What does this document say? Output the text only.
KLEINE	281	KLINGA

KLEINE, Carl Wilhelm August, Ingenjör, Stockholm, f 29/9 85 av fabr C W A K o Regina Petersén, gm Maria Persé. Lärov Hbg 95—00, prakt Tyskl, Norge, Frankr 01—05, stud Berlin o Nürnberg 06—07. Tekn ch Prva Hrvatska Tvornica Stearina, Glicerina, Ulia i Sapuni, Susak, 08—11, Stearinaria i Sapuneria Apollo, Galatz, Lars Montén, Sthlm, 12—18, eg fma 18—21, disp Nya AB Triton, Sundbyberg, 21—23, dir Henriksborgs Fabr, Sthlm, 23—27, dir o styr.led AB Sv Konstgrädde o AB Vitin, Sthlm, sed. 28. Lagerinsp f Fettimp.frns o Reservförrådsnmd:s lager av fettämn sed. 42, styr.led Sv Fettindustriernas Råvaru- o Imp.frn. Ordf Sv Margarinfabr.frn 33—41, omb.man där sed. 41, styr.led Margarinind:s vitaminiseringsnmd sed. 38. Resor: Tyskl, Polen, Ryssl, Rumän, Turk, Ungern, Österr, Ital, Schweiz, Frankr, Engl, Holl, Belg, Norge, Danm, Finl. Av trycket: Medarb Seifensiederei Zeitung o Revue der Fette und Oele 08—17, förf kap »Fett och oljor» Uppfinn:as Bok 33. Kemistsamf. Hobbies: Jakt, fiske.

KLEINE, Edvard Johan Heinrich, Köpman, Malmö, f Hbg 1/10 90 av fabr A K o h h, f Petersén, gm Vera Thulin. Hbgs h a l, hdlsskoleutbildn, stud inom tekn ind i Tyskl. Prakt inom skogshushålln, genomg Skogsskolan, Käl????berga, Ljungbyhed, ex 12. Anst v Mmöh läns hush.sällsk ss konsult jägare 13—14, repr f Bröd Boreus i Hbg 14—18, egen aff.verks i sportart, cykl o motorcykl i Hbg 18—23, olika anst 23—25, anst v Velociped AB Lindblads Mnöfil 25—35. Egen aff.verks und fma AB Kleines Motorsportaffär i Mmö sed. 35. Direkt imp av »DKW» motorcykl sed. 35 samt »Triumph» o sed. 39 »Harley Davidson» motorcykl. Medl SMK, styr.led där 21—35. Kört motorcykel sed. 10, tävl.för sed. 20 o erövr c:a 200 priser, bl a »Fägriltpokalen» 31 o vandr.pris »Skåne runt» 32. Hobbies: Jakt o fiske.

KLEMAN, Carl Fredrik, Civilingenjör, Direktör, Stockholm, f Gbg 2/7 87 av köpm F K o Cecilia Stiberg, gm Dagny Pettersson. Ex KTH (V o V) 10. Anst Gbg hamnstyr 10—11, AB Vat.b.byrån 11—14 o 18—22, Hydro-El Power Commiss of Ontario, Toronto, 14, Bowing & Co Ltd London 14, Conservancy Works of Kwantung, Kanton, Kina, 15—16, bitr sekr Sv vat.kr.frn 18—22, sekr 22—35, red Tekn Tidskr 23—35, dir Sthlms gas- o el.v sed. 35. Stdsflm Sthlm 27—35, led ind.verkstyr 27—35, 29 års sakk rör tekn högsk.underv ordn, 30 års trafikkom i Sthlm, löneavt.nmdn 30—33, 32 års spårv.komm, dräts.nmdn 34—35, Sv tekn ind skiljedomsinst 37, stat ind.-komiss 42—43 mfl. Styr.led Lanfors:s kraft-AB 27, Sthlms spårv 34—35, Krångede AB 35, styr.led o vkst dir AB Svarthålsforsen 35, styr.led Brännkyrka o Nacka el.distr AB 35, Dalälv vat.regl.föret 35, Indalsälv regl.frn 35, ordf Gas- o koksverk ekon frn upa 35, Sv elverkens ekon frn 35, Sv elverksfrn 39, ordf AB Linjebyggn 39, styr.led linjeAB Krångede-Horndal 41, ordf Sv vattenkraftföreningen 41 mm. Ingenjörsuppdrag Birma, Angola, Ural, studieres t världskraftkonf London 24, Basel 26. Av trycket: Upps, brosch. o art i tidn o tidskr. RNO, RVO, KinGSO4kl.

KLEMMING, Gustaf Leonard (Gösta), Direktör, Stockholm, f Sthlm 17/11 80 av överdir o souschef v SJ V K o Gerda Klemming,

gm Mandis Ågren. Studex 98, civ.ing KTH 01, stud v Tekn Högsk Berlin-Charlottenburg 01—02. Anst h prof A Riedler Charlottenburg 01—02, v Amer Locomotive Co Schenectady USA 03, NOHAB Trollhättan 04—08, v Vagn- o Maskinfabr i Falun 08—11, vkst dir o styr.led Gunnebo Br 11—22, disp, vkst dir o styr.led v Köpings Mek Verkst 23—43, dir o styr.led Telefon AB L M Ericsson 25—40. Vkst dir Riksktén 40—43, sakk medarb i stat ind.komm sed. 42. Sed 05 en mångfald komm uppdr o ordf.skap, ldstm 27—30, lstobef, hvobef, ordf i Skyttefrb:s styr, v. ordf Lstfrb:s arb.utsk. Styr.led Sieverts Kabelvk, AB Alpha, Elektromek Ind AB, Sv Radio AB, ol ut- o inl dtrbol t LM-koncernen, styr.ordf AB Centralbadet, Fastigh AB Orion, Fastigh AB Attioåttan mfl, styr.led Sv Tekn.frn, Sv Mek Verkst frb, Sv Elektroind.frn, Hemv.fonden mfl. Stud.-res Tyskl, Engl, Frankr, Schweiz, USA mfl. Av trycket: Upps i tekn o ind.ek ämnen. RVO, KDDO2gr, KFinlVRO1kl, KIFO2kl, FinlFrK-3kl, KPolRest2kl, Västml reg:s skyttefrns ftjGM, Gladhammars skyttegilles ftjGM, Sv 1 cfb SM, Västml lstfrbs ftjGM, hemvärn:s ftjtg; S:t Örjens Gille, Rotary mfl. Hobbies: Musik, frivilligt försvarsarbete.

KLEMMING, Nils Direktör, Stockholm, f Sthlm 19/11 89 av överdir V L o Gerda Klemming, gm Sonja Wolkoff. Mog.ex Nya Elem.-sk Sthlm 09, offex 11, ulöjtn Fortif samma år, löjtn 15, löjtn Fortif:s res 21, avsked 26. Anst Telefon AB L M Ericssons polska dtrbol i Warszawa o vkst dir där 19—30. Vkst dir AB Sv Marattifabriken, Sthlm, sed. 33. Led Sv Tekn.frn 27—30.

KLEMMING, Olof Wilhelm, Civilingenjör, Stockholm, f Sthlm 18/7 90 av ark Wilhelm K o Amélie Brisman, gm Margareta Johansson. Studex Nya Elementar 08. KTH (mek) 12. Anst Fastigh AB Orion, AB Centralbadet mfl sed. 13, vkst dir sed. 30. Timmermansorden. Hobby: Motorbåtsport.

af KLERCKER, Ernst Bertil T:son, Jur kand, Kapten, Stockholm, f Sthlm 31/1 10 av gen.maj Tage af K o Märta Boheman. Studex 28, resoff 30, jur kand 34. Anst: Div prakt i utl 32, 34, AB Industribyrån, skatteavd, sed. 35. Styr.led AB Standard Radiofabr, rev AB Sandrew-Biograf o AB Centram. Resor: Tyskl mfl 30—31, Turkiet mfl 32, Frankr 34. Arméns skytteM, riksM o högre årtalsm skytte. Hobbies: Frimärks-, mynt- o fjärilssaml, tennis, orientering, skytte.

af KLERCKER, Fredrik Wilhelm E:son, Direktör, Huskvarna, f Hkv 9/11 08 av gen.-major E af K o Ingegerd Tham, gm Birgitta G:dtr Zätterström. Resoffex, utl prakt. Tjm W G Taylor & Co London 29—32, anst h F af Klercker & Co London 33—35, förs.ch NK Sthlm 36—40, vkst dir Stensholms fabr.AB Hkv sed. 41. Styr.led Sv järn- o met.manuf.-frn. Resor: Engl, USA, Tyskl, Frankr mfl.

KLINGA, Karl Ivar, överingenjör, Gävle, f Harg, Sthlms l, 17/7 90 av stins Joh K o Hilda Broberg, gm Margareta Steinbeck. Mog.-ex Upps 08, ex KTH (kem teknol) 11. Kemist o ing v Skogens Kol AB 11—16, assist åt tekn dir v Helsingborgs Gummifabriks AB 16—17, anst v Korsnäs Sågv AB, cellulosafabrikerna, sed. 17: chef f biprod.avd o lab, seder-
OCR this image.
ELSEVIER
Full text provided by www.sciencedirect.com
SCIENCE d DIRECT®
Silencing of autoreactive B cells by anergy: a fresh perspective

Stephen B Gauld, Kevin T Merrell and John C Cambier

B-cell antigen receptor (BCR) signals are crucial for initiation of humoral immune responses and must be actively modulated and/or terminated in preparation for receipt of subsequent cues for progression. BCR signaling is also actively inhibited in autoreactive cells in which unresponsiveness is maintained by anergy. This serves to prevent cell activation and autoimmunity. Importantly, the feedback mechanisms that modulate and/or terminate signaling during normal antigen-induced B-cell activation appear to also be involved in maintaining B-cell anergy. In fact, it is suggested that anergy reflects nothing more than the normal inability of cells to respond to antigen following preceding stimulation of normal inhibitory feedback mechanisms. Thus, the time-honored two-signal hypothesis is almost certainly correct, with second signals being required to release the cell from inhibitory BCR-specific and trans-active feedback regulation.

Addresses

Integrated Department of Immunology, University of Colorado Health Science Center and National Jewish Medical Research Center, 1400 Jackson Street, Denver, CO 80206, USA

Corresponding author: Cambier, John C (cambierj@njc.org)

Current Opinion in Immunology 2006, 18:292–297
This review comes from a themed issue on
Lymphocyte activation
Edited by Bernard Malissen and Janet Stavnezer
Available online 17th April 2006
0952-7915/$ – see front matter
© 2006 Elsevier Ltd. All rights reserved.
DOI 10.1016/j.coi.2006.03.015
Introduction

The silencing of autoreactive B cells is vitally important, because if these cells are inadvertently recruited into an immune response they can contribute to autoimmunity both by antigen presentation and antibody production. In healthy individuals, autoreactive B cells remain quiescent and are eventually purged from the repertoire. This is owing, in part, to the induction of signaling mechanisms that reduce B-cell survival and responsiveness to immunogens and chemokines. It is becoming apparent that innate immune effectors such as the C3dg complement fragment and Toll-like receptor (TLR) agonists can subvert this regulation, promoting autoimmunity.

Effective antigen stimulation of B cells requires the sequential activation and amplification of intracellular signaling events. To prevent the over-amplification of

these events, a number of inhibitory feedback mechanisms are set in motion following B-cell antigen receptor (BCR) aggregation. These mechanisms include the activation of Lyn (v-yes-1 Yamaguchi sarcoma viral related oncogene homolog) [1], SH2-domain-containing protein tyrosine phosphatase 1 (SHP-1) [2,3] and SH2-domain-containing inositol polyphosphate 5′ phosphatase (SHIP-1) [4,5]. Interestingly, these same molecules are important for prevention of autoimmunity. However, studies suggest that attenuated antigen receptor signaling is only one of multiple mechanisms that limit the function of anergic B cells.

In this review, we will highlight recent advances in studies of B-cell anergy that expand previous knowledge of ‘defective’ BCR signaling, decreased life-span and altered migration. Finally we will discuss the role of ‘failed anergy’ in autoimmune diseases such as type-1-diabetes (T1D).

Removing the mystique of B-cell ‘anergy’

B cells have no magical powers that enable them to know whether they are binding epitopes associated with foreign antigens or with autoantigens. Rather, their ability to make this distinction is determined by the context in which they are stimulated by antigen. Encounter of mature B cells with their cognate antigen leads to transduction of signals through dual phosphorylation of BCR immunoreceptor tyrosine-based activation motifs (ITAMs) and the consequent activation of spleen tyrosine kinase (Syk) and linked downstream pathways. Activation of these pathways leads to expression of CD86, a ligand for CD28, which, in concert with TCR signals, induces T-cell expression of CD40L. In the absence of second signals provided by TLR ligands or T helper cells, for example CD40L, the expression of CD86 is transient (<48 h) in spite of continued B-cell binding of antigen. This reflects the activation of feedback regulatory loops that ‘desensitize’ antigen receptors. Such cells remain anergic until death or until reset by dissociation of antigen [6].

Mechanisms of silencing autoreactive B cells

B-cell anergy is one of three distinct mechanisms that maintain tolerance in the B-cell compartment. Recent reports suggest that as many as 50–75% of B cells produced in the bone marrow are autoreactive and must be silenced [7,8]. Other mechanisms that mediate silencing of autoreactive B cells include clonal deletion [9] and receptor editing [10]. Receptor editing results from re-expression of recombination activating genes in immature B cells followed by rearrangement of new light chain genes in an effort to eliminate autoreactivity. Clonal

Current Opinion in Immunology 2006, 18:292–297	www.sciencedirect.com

============================================================

• **Exercise**
Each line of the records that contains the string "only" must be copied.

• **Answer section**
What does this document say? Output the text only.
these events, a number of inhibitory feedback mechanisms are set in motion following B-cell antigen receptor (BCR) aggregation. These mechanisms include the activation of Lyn (v-yes-1 Yamaguchi sarcoma viral related oncogene homolog) [1], SH2-domain-containing protein tyrosine phosphatase 1 (SHP-1) [2,3] and SH2-domain-containing inositol polyphosphate 5′ phosphatase (SHIP-1) [4,5]. Interestingly, these same molecules are important for prevention of autoimmunity. However, studies suggest that attenuated antigen receptor signaling is only one of multiple mechanisms that limit the function of anergic B cells.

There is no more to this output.